Copy out every line of the records where the string "East" occurs.

** start Extracted records **

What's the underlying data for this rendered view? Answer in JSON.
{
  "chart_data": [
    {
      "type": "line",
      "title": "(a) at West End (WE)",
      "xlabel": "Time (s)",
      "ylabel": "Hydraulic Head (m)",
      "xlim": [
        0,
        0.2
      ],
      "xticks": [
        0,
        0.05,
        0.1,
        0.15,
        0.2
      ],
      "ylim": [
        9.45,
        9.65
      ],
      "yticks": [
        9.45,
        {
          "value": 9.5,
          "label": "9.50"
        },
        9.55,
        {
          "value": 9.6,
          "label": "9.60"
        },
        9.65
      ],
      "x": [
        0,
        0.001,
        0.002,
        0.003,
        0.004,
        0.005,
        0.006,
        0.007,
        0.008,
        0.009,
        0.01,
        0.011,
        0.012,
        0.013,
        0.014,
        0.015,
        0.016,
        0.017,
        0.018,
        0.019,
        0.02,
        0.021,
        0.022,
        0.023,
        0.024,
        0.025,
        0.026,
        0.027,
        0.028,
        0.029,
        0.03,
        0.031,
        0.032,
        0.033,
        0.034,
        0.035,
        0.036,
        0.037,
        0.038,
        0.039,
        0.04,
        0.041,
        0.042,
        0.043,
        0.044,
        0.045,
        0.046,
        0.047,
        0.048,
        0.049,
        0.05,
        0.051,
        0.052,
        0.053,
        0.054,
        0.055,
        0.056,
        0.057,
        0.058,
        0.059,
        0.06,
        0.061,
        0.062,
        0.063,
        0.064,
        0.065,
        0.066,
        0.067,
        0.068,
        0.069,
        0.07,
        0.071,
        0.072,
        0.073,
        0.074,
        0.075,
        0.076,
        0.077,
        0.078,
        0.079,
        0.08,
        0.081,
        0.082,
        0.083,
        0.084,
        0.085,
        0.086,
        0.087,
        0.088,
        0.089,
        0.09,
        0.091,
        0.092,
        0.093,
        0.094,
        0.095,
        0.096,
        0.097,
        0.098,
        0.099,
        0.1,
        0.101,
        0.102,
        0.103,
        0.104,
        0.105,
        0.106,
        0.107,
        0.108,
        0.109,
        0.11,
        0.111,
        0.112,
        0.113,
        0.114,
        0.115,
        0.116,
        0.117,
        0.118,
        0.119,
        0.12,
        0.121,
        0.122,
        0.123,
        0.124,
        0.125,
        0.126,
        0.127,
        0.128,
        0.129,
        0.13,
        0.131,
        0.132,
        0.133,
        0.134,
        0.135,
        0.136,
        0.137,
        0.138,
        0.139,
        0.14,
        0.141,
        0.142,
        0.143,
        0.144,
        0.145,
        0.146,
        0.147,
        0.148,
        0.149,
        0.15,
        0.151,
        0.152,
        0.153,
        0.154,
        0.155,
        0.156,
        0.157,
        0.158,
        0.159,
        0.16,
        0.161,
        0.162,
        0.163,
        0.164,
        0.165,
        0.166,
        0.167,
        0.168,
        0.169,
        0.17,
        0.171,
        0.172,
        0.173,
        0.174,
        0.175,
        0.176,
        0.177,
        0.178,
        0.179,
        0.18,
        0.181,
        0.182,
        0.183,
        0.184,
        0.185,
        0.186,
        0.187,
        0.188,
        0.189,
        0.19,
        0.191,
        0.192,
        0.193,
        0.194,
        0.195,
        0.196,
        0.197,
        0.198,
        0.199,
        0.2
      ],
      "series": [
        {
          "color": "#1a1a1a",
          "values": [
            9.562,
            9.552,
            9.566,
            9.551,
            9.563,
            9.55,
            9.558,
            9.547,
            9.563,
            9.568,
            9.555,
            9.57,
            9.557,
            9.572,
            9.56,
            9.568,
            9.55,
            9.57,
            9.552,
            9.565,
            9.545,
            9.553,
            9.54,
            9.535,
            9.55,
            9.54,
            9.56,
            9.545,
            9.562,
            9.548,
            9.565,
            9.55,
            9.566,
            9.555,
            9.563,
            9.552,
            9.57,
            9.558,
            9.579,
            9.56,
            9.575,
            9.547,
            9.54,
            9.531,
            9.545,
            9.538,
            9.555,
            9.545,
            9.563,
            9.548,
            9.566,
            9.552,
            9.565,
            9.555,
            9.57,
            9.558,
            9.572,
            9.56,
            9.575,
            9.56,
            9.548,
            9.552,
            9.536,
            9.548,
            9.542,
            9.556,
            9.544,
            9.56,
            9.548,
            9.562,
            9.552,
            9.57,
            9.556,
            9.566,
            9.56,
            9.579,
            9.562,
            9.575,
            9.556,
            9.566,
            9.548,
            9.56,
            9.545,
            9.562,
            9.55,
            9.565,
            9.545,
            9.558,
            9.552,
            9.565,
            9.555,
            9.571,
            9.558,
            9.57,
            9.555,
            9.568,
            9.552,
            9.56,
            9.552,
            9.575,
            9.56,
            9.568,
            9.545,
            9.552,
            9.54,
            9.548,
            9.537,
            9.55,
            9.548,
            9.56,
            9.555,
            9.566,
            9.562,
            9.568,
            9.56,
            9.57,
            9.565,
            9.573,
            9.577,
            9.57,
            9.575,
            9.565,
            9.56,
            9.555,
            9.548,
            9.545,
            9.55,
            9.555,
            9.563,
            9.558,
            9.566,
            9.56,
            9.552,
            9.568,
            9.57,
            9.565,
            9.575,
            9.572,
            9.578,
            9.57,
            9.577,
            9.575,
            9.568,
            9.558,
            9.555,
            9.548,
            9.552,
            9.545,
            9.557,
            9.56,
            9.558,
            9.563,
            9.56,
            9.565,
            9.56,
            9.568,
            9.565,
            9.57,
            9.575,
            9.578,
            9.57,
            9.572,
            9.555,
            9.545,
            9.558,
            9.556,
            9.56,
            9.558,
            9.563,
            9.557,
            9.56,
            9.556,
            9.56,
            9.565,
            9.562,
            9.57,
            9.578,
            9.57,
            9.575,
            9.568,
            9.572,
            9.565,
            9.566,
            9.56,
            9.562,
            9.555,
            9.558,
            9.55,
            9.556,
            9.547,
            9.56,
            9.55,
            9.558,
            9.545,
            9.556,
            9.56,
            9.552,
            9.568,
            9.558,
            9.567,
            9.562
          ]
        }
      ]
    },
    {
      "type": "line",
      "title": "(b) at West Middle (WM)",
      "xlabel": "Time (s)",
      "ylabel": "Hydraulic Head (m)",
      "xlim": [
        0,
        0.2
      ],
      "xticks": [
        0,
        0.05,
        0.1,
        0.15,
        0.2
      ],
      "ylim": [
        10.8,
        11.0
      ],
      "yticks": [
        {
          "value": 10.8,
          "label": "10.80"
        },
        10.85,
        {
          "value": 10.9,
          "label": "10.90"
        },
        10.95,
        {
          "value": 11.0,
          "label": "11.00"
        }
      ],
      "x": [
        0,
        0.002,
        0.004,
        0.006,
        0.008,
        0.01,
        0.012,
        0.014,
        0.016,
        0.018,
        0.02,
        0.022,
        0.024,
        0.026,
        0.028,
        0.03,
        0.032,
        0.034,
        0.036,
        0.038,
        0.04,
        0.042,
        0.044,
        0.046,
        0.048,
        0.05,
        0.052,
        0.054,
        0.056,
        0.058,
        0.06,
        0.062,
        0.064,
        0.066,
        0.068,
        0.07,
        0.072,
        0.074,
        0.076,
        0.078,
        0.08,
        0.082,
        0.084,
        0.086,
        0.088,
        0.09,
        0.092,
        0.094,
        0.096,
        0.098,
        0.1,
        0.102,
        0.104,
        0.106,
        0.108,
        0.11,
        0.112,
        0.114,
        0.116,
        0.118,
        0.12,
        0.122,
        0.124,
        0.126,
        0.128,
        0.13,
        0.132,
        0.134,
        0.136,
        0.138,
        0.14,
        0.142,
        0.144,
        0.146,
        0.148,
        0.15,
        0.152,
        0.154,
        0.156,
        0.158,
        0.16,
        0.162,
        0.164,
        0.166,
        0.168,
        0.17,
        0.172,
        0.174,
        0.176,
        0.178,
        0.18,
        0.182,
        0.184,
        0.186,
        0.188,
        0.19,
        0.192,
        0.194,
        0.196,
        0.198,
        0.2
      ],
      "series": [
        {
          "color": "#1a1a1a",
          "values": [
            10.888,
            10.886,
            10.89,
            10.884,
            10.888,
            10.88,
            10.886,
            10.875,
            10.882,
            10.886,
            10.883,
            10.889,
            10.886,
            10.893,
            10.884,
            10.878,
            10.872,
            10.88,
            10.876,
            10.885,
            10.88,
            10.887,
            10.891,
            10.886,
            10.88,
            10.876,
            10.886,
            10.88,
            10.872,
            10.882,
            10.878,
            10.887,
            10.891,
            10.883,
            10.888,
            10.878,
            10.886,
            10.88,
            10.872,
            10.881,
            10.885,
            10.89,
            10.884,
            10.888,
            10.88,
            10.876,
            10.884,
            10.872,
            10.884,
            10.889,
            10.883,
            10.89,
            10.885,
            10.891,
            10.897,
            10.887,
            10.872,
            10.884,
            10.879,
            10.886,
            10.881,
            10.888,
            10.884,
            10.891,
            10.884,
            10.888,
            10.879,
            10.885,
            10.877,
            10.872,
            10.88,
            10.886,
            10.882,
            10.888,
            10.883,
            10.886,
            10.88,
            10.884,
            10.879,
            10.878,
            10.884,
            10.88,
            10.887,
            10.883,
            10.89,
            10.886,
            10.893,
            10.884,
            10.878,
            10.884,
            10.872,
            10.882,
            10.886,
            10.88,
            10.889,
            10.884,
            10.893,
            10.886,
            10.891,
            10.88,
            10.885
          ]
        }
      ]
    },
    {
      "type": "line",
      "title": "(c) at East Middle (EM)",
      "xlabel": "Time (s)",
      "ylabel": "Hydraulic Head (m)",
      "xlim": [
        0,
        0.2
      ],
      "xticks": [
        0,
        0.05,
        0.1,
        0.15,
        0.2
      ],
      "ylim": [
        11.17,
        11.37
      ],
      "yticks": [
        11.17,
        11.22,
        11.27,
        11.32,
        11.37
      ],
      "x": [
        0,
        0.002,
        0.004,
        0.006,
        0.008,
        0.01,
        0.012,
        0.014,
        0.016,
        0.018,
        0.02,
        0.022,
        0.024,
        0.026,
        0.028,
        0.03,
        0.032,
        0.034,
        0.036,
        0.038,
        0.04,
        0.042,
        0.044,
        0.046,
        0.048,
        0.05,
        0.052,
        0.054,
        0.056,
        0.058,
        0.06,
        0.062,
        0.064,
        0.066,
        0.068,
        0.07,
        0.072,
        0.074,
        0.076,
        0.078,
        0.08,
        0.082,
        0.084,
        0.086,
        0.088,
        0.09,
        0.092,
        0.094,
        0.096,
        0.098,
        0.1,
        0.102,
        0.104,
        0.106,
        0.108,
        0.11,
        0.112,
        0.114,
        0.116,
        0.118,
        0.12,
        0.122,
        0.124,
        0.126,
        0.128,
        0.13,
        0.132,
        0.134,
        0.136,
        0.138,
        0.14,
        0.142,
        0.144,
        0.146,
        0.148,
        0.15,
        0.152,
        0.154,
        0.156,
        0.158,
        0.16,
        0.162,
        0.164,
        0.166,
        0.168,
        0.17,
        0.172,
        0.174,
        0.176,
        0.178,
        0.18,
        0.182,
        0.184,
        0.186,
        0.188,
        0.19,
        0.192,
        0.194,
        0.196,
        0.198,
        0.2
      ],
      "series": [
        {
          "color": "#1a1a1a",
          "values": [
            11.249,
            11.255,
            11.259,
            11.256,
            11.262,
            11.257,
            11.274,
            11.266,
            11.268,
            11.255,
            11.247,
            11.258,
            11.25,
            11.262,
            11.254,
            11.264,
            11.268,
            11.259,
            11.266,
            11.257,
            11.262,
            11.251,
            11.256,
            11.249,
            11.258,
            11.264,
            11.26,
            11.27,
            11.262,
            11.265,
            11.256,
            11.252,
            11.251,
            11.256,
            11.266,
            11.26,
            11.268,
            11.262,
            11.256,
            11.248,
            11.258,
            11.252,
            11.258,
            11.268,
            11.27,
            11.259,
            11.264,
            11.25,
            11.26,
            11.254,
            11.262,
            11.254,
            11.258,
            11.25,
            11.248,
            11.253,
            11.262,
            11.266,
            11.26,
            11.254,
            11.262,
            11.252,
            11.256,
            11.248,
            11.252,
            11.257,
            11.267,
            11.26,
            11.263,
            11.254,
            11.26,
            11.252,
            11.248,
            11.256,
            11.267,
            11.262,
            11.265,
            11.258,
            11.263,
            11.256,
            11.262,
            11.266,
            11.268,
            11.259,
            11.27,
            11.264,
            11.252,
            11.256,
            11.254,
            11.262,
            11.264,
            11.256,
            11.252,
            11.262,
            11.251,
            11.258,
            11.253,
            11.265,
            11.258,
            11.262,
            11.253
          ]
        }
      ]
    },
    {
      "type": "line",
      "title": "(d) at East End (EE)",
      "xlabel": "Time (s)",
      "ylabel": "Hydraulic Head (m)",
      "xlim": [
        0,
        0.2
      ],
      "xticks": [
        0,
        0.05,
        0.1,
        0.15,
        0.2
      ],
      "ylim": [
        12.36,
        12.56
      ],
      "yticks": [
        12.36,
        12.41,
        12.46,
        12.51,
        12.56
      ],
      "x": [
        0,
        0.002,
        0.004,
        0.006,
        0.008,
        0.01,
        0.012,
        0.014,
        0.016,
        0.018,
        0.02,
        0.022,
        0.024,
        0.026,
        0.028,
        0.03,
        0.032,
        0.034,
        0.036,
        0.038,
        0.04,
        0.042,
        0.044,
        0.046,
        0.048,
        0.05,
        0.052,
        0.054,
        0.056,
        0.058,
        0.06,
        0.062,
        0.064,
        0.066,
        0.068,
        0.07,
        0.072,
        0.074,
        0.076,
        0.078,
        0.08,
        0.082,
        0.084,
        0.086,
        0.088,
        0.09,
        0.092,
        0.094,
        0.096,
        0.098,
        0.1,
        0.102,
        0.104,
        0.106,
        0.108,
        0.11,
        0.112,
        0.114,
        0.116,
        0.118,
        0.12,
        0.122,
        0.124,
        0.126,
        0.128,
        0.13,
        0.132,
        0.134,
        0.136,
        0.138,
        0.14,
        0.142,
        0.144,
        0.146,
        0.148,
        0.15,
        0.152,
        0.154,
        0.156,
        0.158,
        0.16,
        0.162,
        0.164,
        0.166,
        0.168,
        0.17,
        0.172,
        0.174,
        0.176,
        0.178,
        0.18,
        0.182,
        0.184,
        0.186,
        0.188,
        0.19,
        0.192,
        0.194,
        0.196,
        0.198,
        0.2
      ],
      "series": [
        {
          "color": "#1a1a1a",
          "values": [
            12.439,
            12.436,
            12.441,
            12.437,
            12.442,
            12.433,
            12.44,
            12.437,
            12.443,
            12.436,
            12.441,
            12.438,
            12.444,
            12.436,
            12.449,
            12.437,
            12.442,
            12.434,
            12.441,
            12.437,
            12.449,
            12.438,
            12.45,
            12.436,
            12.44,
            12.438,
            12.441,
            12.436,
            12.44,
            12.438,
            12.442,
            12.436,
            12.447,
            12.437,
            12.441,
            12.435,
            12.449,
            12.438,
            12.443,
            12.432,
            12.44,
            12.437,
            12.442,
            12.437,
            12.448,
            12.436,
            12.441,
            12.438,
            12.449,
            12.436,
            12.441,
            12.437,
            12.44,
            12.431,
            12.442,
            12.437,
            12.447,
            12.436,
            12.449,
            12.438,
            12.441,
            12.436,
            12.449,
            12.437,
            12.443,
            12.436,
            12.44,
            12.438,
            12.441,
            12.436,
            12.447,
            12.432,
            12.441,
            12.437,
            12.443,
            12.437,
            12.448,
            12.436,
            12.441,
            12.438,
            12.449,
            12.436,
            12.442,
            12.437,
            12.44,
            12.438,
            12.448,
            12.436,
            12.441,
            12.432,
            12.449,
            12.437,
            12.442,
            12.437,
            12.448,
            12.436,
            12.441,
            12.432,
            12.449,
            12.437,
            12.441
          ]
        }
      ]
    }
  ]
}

** end Extracted records **

## Final result
      "title": "(c) at East Middle (EM)",
      "title": "(d) at East End (EE)",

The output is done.